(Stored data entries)
══════
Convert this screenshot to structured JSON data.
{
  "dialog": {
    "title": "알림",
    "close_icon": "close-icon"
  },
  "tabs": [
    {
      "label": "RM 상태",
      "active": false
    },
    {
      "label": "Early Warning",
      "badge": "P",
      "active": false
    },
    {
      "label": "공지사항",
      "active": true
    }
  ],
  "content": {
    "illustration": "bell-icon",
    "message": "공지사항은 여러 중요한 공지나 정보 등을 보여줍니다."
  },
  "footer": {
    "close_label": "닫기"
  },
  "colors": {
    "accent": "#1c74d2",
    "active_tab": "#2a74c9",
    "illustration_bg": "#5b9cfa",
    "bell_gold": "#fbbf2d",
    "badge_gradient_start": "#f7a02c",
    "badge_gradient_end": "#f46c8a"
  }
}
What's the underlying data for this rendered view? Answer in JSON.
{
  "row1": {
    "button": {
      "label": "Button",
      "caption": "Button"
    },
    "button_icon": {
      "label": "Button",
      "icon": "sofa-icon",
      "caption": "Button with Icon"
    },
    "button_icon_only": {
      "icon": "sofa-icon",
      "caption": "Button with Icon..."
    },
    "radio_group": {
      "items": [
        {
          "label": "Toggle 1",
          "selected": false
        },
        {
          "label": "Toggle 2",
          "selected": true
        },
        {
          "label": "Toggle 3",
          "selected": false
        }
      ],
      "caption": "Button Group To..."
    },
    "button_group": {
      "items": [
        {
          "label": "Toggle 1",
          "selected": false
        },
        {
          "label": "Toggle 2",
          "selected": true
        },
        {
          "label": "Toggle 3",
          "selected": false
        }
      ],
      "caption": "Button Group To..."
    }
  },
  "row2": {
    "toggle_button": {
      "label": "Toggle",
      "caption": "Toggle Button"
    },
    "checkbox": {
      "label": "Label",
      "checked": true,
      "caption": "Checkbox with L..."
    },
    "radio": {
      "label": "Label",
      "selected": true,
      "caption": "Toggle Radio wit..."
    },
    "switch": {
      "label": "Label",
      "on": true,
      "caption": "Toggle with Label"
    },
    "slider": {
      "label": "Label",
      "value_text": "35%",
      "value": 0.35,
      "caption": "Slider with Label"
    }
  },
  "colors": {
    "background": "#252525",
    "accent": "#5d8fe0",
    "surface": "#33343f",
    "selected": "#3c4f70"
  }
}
══════
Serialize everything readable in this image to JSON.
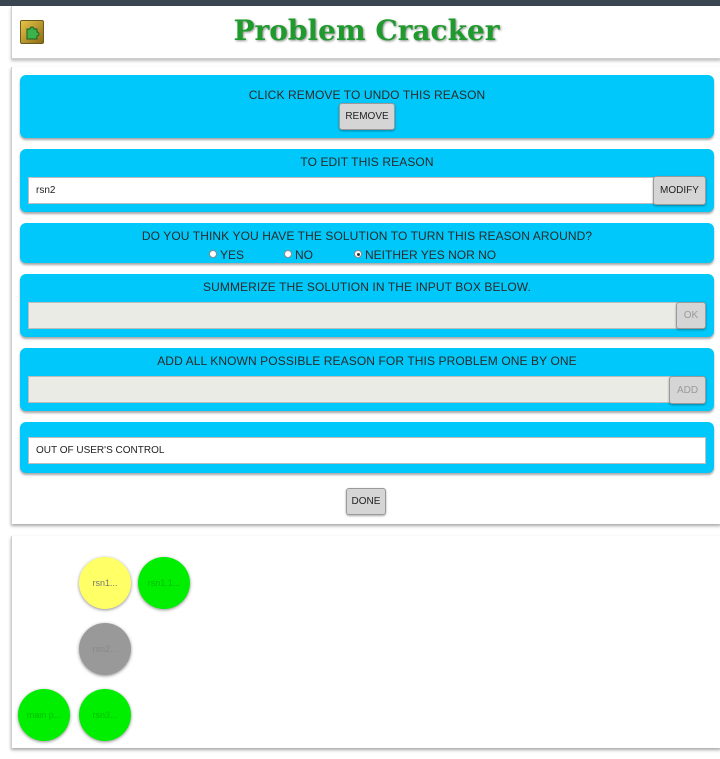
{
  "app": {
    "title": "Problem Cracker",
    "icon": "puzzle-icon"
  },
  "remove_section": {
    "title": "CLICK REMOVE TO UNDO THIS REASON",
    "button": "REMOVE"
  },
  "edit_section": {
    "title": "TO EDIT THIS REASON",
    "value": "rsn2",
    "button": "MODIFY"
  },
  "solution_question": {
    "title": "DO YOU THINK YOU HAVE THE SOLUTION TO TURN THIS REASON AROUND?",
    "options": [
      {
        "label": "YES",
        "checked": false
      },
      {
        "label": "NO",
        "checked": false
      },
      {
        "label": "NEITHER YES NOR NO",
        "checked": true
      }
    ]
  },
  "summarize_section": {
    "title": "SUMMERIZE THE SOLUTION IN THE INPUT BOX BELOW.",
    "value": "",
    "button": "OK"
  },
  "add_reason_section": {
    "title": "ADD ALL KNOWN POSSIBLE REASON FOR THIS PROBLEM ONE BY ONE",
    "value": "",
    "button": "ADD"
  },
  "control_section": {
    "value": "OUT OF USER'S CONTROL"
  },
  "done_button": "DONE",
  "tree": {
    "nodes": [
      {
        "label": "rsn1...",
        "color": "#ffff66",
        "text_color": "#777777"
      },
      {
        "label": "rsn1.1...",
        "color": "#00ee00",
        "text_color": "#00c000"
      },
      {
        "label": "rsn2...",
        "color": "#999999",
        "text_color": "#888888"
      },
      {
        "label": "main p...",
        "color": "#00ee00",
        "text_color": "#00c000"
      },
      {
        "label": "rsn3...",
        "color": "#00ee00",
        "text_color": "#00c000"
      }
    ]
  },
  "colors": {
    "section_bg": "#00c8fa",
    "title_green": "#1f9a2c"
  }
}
══════
The exercise: From the entries, report each line that includes the word "with".

Output of the task:
      "caption": "Button with Icon"
      "caption": "Button with Icon..."
      "caption": "Checkbox with L..."
      "caption": "Toggle with Label"
      "caption": "Slider with Label"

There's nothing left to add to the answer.